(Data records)
|---|
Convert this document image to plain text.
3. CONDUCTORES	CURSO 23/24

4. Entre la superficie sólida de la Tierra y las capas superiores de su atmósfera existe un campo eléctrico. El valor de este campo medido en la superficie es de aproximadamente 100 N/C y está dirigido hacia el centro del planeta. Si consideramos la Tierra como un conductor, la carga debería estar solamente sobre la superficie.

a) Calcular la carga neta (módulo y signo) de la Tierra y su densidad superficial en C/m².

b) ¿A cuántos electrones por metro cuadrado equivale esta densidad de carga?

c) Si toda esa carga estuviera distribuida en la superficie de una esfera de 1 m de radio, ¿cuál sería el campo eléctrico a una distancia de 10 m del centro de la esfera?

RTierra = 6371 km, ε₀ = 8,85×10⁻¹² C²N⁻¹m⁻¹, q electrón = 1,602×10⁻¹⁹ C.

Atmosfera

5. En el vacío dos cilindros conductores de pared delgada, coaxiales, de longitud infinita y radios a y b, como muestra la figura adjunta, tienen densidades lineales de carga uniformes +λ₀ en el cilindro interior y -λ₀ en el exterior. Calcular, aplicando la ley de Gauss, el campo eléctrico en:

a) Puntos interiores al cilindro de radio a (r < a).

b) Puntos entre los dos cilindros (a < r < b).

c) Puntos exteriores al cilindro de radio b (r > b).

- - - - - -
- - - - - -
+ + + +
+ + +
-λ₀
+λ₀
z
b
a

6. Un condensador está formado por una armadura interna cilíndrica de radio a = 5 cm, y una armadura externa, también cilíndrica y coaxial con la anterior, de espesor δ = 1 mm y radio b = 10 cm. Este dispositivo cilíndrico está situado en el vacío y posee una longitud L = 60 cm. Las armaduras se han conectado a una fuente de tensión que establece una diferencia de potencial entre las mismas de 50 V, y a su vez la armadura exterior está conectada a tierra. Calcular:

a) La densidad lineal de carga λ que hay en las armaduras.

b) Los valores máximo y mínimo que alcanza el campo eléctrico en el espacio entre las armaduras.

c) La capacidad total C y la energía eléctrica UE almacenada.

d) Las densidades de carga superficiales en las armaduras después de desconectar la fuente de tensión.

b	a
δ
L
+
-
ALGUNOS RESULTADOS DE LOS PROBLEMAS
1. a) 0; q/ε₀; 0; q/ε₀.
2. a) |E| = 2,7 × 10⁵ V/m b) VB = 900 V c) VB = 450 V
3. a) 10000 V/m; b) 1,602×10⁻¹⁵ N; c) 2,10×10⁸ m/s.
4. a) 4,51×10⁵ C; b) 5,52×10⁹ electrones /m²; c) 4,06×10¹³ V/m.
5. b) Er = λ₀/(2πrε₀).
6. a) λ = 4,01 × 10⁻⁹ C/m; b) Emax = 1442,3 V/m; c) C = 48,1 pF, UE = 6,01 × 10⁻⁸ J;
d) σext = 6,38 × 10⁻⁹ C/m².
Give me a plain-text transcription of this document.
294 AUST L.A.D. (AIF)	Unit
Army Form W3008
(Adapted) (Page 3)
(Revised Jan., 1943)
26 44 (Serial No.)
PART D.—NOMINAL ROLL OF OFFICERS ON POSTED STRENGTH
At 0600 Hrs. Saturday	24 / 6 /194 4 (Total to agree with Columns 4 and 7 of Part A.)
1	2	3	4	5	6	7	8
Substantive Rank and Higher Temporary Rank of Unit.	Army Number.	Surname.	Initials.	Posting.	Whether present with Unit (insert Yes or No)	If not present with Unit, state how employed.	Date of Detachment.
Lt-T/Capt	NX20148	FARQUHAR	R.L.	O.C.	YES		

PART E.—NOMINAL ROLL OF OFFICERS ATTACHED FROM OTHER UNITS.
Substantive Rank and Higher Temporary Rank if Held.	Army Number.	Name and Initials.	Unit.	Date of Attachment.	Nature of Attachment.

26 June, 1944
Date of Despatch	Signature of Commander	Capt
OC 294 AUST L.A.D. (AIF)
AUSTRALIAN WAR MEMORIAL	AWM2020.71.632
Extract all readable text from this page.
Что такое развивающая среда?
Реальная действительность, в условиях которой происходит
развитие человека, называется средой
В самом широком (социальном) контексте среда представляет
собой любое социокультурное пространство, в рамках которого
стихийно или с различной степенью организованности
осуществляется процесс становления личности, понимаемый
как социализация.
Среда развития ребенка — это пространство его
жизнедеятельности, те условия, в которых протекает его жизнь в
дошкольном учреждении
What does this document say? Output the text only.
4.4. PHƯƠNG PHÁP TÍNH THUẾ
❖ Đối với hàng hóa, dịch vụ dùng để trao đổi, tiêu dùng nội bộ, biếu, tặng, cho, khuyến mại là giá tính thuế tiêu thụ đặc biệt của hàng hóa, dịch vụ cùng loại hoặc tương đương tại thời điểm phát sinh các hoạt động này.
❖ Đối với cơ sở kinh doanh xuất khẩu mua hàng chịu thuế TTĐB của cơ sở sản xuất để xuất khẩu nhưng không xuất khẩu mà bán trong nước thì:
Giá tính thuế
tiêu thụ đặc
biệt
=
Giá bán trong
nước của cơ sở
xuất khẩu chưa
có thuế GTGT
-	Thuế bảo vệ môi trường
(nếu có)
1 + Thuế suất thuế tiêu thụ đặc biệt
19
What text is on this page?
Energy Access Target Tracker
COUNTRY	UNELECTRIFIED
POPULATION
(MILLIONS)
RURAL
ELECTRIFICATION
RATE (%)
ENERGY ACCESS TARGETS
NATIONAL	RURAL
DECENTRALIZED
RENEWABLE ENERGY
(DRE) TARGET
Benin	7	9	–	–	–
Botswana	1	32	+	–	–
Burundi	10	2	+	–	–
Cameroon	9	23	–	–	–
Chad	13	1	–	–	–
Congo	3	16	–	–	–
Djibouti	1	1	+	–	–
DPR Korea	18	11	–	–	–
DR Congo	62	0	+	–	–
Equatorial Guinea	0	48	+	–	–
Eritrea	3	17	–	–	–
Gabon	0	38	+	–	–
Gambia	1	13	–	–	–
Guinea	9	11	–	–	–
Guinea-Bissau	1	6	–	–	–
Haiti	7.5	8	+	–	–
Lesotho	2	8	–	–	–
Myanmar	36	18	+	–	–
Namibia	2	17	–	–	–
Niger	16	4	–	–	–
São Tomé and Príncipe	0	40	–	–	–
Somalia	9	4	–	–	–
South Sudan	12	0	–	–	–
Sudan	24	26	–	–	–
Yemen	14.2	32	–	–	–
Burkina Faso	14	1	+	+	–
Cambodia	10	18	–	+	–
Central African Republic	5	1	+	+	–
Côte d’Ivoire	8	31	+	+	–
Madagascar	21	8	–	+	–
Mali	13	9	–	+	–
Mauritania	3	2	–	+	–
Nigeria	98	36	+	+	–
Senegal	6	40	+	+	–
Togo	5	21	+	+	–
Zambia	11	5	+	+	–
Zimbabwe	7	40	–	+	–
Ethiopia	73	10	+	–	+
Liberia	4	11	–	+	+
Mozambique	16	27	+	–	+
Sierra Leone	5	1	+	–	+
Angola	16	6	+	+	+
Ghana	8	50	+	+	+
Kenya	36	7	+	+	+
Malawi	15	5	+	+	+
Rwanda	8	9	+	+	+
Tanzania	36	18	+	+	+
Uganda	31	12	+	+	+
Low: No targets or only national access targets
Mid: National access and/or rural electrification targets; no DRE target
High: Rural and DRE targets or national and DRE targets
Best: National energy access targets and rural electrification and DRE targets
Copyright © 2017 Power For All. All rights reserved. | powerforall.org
|---|
> Aim:
Restate all of the entries above precisely.

> Exercise response:
Convert this document image to plain text.
3. CONDUCTORES	CURSO 23/24

4. Entre la superficie sólida de la Tierra y las capas superiores de su atmósfera existe un campo eléctrico. El valor de este campo medido en la superficie es de aproximadamente 100 N/C y está dirigido hacia el centro del planeta. Si consideramos la Tierra como un conductor, la carga debería estar solamente sobre la superficie.

a) Calcular la carga neta (módulo y signo) de la Tierra y su densidad superficial en C/m².

b) ¿A cuántos electrones por metro cuadrado equivale esta densidad de carga?

c) Si toda esa carga estuviera distribuida en la superficie de una esfera de 1 m de radio, ¿cuál sería el campo eléctrico a una distancia de 10 m del centro de la esfera?

RTierra = 6371 km, ε₀ = 8,85×10⁻¹² C²N⁻¹m⁻¹, q electrón = 1,602×10⁻¹⁹ C.

Atmosfera

5. En el vacío dos cilindros conductores de pared delgada, coaxiales, de longitud infinita y radios a y b, como muestra la figura adjunta, tienen densidades lineales de carga uniformes +λ₀ en el cilindro interior y -λ₀ en el exterior. Calcular, aplicando la ley de Gauss, el campo eléctrico en:

a) Puntos interiores al cilindro de radio a (r < a).

b) Puntos entre los dos cilindros (a < r < b).

c) Puntos exteriores al cilindro de radio b (r > b).

- - - - - -
- - - - - -
+ + + +
+ + +
-λ₀
+λ₀
z
b
a

6. Un condensador está formado por una armadura interna cilíndrica de radio a = 5 cm, y una armadura externa, también cilíndrica y coaxial con la anterior, de espesor δ = 1 mm y radio b = 10 cm. Este dispositivo cilíndrico está situado en el vacío y posee una longitud L = 60 cm. Las armaduras se han conectado a una fuente de tensión que establece una diferencia de potencial entre las mismas de 50 V, y a su vez la armadura exterior está conectada a tierra. Calcular:

a) La densidad lineal de carga λ que hay en las armaduras.

b) Los valores máximo y mínimo que alcanza el campo eléctrico en el espacio entre las armaduras.

c) La capacidad total C y la energía eléctrica UE almacenada.

d) Las densidades de carga superficiales en las armaduras después de desconectar la fuente de tensión.

b	a
δ
L
+
-
ALGUNOS RESULTADOS DE LOS PROBLEMAS
1. a) 0; q/ε₀; 0; q/ε₀.
2. a) |E| = 2,7 × 10⁵ V/m b) VB = 900 V c) VB = 450 V
3. a) 10000 V/m; b) 1,602×10⁻¹⁵ N; c) 2,10×10⁸ m/s.
4. a) 4,51×10⁵ C; b) 5,52×10⁹ electrones /m²; c) 4,06×10¹³ V/m.
5. b) Er = λ₀/(2πrε₀).
6. a) λ = 4,01 × 10⁻⁹ C/m; b) Emax = 1442,3 V/m; c) C = 48,1 pF, UE = 6,01 × 10⁻⁸ J;
d) σext = 6,38 × 10⁻⁹ C/m².
Give me a plain-text transcription of this document.
294 AUST L.A.D. (AIF)	Unit
Army Form W3008
(Adapted) (Page 3)
(Revised Jan., 1943)
26 44 (Serial No.)
PART D.—NOMINAL ROLL OF OFFICERS ON POSTED STRENGTH
At 0600 Hrs. Saturday	24 / 6 /194 4 (Total to agree with Columns 4 and 7 of Part A.)
1	2	3	4	5	6	7	8
Substantive Rank and Higher Temporary Rank of Unit.	Army Number.	Surname.	Initials.	Posting.	Whether present with Unit (insert Yes or No)	If not present with Unit, state how employed.	Date of Detachment.
Lt-T/Capt	NX20148	FARQUHAR	R.L.	O.C.	YES		

PART E.—NOMINAL ROLL OF OFFICERS ATTACHED FROM OTHER UNITS.
Substantive Rank and Higher Temporary Rank if Held.	Army Number.	Name and Initials.	Unit.	Date of Attachment.	Nature of Attachment.

26 June, 1944
Date of Despatch	Signature of Commander	Capt
OC 294 AUST L.A.D. (AIF)
AUSTRALIAN WAR MEMORIAL	AWM2020.71.632
Extract all readable text from this page.
Что такое развивающая среда?
Реальная действительность, в условиях которой происходит
развитие человека, называется средой
В самом широком (социальном) контексте среда представляет
собой любое социокультурное пространство, в рамках которого
стихийно или с различной степенью организованности
осуществляется процесс становления личности, понимаемый
как социализация.
Среда развития ребенка — это пространство его
жизнедеятельности, те условия, в которых протекает его жизнь в
дошкольном учреждении
What does this document say? Output the text only.
4.4. PHƯƠNG PHÁP TÍNH THUẾ
❖ Đối với hàng hóa, dịch vụ dùng để trao đổi, tiêu dùng nội bộ, biếu, tặng, cho, khuyến mại là giá tính thuế tiêu thụ đặc biệt của hàng hóa, dịch vụ cùng loại hoặc tương đương tại thời điểm phát sinh các hoạt động này.
❖ Đối với cơ sở kinh doanh xuất khẩu mua hàng chịu thuế TTĐB của cơ sở sản xuất để xuất khẩu nhưng không xuất khẩu mà bán trong nước thì:
Giá tính thuế
tiêu thụ đặc
biệt
=
Giá bán trong
nước của cơ sở
xuất khẩu chưa
có thuế GTGT
-	Thuế bảo vệ môi trường
(nếu có)
1 + Thuế suất thuế tiêu thụ đặc biệt
19
What text is on this page?
Energy Access Target Tracker
COUNTRY	UNELECTRIFIED
POPULATION
(MILLIONS)
RURAL
ELECTRIFICATION
RATE (%)
ENERGY ACCESS TARGETS
NATIONAL	RURAL
DECENTRALIZED
RENEWABLE ENERGY
(DRE) TARGET
Benin	7	9	–	–	–
Botswana	1	32	+	–	–
Burundi	10	2	+	–	–
Cameroon	9	23	–	–	–
Chad	13	1	–	–	–
Congo	3	16	–	–	–
Djibouti	1	1	+	–	–
DPR Korea	18	11	–	–	–
DR Congo	62	0	+	–	–
Equatorial Guinea	0	48	+	–	–
Eritrea	3	17	–	–	–
Gabon	0	38	+	–	–
Gambia	1	13	–	–	–
Guinea	9	11	–	–	–
Guinea-Bissau	1	6	–	–	–
Haiti	7.5	8	+	–	–
Lesotho	2	8	–	–	–
Myanmar	36	18	+	–	–
Namibia	2	17	–	–	–
Niger	16	4	–	–	–
São Tomé and Príncipe	0	40	–	–	–
Somalia	9	4	–	–	–
South Sudan	12	0	–	–	–
Sudan	24	26	–	–	–
Yemen	14.2	32	–	–	–
Burkina Faso	14	1	+	+	–
Cambodia	10	18	–	+	–
Central African Republic	5	1	+	+	–
Côte d’Ivoire	8	31	+	+	–
Madagascar	21	8	–	+	–
Mali	13	9	–	+	–
Mauritania	3	2	–	+	–
Nigeria	98	36	+	+	–
Senegal	6	40	+	+	–
Togo	5	21	+	+	–
Zambia	11	5	+	+	–
Zimbabwe	7	40	–	+	–
Ethiopia	73	10	+	–	+
Liberia	4	11	–	+	+
Mozambique	16	27	+	–	+
Sierra Leone	5	1	+	–	+
Angola	16	6	+	+	+
Ghana	8	50	+	+	+
Kenya	36	7	+	+	+
Malawi	15	5	+	+	+
Rwanda	8	9	+	+	+
Tanzania	36	18	+	+	+
Uganda	31	12	+	+	+
Low: No targets or only national access targets
Mid: National access and/or rural electrification targets; no DRE target
High: Rural and DRE targets or national and DRE targets
Best: National energy access targets and rural electrification and DRE targets
Copyright © 2017 Power For All. All rights reserved. | powerforall.org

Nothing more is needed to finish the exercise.